- **TASK STATEMENT**:
Each line that holds the word "Berlin" should be returned.

- **MATERIAL SUPPLIED**:
##############################

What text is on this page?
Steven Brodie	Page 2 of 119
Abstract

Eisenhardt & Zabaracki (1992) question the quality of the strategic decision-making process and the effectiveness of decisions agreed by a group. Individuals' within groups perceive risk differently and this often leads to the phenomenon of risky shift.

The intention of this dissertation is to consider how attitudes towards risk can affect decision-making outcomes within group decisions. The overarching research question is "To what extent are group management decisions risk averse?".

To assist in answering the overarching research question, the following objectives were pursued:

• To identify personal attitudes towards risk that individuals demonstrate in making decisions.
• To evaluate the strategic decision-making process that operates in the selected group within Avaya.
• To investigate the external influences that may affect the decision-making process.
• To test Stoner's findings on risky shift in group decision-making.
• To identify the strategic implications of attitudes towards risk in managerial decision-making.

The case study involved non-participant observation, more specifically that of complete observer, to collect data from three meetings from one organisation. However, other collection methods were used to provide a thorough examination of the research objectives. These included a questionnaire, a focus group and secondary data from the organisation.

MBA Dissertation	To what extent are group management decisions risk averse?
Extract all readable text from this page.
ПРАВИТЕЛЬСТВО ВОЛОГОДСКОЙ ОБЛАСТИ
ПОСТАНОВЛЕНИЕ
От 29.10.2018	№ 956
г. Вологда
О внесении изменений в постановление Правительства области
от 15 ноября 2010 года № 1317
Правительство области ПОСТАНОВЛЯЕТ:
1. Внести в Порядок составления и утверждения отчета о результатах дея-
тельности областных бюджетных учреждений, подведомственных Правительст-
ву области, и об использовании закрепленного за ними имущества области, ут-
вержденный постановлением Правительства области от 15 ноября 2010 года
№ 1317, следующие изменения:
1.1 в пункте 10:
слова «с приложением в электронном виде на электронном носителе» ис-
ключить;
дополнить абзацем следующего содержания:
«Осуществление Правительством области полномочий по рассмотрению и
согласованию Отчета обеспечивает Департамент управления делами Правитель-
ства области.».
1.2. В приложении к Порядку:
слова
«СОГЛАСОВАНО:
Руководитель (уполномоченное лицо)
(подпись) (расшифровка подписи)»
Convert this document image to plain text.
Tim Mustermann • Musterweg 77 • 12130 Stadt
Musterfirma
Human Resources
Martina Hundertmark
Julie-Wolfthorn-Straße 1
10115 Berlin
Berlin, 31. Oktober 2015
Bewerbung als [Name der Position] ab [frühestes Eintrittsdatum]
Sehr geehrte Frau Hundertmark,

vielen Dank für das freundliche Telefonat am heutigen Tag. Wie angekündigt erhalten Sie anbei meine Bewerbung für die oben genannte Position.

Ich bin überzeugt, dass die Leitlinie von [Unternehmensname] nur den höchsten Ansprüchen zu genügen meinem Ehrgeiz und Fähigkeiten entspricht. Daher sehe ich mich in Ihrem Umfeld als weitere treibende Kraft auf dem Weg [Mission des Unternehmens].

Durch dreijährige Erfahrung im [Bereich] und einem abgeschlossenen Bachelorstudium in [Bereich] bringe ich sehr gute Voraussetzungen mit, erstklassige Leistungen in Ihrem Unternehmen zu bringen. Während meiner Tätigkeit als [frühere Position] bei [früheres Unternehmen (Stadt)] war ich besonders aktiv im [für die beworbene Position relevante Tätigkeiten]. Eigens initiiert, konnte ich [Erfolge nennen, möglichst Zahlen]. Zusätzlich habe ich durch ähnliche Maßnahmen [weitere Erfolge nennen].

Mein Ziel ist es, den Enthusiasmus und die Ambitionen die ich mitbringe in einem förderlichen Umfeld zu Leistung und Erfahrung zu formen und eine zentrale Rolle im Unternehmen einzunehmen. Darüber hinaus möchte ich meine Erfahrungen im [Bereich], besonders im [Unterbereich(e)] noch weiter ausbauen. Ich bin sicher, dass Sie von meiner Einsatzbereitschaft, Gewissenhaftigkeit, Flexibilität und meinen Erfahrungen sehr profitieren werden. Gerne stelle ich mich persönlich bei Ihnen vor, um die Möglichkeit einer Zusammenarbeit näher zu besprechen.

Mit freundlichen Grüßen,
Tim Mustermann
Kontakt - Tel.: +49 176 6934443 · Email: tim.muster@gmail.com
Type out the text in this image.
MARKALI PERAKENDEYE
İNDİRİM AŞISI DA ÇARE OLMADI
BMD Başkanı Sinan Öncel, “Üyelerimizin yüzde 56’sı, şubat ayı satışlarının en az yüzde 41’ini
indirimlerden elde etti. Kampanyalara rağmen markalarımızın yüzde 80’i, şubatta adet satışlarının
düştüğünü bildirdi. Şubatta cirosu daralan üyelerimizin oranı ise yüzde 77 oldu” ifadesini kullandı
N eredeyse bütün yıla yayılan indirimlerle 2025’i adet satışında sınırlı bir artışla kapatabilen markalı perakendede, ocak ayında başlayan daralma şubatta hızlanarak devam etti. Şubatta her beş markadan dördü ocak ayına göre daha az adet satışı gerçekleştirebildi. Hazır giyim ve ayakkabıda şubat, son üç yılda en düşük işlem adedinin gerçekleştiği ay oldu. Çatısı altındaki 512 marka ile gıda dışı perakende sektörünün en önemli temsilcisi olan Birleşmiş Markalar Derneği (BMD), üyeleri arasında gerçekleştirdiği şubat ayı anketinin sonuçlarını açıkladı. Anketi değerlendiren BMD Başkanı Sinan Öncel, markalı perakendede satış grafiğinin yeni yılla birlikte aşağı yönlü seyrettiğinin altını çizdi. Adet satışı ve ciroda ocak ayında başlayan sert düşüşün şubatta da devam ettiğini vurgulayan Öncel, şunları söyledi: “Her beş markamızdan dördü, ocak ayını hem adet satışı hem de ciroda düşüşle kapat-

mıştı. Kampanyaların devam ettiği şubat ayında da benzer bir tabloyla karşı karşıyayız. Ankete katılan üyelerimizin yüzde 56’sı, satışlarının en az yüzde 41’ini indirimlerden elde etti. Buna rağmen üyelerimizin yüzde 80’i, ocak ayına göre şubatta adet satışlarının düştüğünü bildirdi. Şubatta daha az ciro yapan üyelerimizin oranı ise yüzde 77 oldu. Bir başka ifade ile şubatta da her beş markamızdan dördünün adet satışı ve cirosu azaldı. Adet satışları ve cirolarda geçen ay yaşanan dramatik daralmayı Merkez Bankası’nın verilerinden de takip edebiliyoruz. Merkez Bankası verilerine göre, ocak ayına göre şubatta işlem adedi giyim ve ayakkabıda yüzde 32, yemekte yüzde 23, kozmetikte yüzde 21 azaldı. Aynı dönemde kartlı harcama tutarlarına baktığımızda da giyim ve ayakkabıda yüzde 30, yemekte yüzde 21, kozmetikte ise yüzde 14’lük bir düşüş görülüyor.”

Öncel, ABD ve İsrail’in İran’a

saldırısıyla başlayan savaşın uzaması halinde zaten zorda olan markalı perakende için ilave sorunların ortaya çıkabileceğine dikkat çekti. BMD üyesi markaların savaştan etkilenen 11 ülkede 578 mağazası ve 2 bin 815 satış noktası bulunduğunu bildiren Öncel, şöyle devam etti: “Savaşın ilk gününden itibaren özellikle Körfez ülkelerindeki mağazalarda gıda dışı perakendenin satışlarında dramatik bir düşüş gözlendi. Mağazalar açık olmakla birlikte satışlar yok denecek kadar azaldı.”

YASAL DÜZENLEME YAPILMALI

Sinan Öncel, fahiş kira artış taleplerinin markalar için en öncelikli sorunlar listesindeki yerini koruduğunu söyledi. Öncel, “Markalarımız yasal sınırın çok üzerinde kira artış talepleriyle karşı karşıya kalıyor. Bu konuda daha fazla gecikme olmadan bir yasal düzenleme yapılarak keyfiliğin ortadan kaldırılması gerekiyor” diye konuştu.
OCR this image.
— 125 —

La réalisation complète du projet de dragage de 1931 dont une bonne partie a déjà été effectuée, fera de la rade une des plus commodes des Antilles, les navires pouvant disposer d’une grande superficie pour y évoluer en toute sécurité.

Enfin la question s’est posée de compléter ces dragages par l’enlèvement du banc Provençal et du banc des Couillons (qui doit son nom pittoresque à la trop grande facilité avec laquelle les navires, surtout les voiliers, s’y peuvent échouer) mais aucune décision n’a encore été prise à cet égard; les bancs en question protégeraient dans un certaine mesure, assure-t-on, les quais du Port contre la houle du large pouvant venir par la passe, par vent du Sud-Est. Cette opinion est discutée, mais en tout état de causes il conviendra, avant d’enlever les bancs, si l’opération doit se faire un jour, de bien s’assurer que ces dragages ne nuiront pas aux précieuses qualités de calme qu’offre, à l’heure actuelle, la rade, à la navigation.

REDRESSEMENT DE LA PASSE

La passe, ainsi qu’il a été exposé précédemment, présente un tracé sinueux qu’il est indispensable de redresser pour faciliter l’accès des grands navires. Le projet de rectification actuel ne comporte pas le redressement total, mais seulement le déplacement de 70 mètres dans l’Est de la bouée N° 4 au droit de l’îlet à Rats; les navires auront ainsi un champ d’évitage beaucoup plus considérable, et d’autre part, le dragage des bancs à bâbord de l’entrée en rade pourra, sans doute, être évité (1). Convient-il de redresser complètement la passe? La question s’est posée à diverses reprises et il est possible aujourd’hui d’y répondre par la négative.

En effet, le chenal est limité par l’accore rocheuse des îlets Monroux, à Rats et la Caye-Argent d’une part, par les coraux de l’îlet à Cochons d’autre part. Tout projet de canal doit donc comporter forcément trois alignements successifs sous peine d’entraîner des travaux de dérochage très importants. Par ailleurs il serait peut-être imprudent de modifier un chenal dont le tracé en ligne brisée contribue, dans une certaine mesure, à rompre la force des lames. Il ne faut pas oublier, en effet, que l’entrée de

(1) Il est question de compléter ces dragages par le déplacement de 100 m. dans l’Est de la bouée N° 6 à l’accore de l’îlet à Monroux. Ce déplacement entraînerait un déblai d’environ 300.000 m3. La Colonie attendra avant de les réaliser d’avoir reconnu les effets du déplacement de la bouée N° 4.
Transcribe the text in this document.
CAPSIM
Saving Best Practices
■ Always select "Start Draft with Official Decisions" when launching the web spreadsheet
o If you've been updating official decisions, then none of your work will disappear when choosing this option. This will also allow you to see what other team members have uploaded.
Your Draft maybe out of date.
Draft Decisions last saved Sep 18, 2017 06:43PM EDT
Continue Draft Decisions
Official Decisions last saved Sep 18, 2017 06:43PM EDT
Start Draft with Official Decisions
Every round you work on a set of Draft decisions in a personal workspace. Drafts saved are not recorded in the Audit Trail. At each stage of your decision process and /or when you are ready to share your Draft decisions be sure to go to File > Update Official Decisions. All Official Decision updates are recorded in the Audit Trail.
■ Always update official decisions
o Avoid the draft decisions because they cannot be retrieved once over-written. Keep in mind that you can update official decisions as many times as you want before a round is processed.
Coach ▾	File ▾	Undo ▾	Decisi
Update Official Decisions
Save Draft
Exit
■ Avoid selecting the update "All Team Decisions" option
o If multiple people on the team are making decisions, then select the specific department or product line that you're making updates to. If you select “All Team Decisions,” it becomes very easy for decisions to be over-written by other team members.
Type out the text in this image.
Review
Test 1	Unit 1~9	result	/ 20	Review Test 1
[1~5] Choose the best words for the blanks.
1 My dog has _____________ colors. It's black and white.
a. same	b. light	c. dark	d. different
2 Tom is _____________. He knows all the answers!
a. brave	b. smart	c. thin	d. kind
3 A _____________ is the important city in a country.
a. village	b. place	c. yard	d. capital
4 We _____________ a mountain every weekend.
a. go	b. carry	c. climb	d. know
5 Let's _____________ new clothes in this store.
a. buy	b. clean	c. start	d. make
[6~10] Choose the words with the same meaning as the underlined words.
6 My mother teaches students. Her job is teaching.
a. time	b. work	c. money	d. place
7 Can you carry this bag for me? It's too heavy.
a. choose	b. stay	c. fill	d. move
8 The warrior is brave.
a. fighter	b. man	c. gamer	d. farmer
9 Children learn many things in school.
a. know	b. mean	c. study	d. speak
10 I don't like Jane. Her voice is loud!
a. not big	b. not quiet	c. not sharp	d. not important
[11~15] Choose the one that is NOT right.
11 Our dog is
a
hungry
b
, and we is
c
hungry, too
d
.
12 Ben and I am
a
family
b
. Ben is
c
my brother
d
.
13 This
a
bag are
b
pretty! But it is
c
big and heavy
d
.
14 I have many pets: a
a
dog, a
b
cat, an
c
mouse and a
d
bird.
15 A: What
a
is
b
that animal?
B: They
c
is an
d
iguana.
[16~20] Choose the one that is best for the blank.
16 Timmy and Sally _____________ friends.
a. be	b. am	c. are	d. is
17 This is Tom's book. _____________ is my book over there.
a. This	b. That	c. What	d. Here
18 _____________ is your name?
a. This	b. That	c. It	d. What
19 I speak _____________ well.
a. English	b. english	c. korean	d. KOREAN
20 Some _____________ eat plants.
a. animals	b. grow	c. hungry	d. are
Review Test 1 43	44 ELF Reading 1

##############################

- **SOLUTION FOR THIS TASK**:
10115 Berlin
Berlin, 31. Oktober 2015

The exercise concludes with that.